> **STATED TASK**
Where a line in the listing below contains the word "شورای", copy that line.

(Data entries)
-- BEGIN --
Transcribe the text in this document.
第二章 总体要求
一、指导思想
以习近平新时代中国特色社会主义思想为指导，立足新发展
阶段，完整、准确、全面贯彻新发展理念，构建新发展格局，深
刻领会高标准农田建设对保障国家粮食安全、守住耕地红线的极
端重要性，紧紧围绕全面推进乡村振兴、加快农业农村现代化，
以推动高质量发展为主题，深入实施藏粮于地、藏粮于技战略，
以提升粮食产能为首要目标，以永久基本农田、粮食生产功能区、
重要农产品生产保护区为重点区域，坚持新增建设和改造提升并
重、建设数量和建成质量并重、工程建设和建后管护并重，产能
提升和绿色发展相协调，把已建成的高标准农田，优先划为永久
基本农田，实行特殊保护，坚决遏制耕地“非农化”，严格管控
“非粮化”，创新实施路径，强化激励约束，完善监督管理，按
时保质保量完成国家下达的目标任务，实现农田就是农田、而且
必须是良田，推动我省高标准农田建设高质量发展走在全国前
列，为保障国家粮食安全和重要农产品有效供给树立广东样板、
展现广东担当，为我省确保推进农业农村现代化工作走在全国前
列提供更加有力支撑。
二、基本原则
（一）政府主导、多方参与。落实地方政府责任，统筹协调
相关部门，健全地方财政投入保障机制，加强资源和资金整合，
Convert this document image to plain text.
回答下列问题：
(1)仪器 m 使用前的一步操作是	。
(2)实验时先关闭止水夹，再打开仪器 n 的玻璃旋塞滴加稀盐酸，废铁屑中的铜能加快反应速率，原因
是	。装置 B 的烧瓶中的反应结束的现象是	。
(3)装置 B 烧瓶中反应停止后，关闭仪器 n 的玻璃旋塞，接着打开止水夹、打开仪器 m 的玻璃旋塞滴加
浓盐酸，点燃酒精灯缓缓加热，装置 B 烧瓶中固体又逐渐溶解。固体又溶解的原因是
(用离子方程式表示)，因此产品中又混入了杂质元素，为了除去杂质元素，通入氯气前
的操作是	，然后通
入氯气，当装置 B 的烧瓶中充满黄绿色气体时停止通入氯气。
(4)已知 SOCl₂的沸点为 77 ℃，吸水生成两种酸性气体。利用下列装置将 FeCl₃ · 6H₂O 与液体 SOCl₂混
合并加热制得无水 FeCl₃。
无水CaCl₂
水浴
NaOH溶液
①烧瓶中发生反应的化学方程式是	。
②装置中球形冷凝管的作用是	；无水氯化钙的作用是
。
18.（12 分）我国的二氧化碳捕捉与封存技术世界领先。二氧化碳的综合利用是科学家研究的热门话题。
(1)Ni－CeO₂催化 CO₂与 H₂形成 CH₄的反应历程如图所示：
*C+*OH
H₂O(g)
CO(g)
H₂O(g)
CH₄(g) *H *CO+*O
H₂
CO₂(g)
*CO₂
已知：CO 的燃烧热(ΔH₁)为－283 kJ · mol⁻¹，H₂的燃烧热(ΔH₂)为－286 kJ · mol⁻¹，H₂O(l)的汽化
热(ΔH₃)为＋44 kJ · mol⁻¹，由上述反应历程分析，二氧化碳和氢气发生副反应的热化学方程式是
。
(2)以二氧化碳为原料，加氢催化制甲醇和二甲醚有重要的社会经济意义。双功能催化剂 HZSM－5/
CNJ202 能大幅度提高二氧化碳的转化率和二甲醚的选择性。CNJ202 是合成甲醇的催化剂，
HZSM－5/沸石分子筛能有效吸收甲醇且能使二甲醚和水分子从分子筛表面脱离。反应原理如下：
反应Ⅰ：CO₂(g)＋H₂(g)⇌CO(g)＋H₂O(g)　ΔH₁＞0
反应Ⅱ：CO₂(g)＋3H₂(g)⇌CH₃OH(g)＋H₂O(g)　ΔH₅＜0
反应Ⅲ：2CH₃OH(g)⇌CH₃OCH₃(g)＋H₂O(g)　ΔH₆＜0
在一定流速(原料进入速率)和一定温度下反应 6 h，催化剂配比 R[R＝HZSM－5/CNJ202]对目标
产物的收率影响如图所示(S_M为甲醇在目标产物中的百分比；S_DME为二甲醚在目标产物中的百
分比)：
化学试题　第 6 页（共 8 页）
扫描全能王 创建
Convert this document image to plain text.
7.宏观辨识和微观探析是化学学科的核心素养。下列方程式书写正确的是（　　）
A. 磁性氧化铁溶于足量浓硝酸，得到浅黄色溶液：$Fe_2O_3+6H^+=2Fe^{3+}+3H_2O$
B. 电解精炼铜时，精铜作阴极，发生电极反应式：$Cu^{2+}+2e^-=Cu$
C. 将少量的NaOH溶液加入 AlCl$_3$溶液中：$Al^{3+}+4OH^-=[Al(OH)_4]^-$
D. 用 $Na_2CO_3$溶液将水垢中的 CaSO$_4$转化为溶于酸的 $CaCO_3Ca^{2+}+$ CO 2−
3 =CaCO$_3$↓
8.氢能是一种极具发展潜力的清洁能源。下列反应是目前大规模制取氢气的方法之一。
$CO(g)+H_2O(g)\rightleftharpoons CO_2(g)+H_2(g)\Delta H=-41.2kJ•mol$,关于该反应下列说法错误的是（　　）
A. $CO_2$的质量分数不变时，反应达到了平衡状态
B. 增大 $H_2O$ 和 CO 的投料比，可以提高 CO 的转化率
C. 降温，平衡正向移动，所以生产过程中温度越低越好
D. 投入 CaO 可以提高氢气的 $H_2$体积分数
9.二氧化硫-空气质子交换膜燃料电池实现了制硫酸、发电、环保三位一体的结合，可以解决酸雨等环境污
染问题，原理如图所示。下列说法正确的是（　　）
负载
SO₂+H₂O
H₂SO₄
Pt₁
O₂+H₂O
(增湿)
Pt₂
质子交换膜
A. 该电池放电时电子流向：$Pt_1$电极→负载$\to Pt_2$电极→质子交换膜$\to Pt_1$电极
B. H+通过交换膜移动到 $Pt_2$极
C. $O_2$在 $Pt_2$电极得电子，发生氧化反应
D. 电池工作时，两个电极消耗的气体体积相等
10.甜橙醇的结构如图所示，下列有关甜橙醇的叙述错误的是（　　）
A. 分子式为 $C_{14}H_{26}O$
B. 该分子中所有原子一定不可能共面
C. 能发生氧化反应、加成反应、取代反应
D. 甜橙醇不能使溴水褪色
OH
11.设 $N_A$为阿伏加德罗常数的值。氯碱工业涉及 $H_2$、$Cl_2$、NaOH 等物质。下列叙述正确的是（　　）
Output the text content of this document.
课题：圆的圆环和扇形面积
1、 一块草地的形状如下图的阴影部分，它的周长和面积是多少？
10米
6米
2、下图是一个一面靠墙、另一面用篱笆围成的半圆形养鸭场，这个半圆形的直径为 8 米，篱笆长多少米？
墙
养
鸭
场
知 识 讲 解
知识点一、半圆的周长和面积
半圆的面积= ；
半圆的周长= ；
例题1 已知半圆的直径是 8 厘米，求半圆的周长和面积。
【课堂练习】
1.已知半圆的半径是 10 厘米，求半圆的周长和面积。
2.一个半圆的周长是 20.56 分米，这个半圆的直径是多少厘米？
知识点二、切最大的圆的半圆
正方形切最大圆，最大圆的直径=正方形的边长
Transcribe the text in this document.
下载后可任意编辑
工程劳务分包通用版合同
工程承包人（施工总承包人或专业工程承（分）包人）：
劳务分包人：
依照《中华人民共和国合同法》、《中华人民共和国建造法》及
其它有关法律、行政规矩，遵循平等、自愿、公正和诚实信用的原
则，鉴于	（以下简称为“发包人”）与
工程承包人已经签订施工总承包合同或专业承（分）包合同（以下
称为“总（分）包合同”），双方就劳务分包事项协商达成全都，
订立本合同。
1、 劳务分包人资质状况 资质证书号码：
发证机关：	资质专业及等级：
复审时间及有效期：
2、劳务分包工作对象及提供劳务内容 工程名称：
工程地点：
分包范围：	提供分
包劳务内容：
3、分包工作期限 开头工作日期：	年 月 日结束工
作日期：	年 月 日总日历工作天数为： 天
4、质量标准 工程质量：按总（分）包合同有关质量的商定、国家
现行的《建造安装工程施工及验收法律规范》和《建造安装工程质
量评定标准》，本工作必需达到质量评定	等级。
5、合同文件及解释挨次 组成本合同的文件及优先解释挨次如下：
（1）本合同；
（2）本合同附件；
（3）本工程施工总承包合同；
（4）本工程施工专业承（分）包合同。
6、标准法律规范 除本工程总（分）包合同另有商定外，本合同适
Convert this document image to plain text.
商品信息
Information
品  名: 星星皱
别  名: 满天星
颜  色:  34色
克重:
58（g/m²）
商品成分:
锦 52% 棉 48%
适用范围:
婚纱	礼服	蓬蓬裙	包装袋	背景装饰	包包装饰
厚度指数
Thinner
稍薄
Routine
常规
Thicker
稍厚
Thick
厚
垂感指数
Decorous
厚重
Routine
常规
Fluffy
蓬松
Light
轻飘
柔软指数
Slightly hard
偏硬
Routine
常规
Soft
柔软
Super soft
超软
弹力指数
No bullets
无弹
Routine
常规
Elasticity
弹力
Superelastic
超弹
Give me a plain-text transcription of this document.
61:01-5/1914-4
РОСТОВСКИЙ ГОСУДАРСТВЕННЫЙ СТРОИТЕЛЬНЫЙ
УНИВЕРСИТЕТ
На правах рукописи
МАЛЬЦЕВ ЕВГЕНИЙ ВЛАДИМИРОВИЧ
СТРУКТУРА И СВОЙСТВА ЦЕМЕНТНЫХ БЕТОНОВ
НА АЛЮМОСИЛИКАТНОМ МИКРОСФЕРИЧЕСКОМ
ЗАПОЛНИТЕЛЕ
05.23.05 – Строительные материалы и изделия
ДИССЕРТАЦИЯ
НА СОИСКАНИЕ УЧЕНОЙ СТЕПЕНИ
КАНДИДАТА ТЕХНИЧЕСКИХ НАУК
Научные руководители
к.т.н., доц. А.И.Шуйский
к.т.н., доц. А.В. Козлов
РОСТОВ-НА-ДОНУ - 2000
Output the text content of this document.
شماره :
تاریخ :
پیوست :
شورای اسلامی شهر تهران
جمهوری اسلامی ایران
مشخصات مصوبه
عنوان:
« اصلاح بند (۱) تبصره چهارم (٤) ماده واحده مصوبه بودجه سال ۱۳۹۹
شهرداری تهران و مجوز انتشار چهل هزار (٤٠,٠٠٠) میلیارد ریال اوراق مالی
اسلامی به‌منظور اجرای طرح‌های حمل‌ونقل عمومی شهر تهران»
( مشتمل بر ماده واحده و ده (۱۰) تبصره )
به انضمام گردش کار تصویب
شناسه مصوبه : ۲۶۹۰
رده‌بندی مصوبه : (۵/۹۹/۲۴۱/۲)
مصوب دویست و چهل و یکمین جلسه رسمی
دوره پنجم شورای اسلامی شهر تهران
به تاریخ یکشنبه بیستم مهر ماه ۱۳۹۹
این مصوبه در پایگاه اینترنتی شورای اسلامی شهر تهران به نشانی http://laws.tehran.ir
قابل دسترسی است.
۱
-- END --
> **WRITTEN REPLY**
شورای اسلامی شهر تهران
دوره پنجم شورای اسلامی شهر تهران
این مصوبه در پایگاه اینترنتی شورای اسلامی شهر تهران به نشانی http://laws.tehran.ir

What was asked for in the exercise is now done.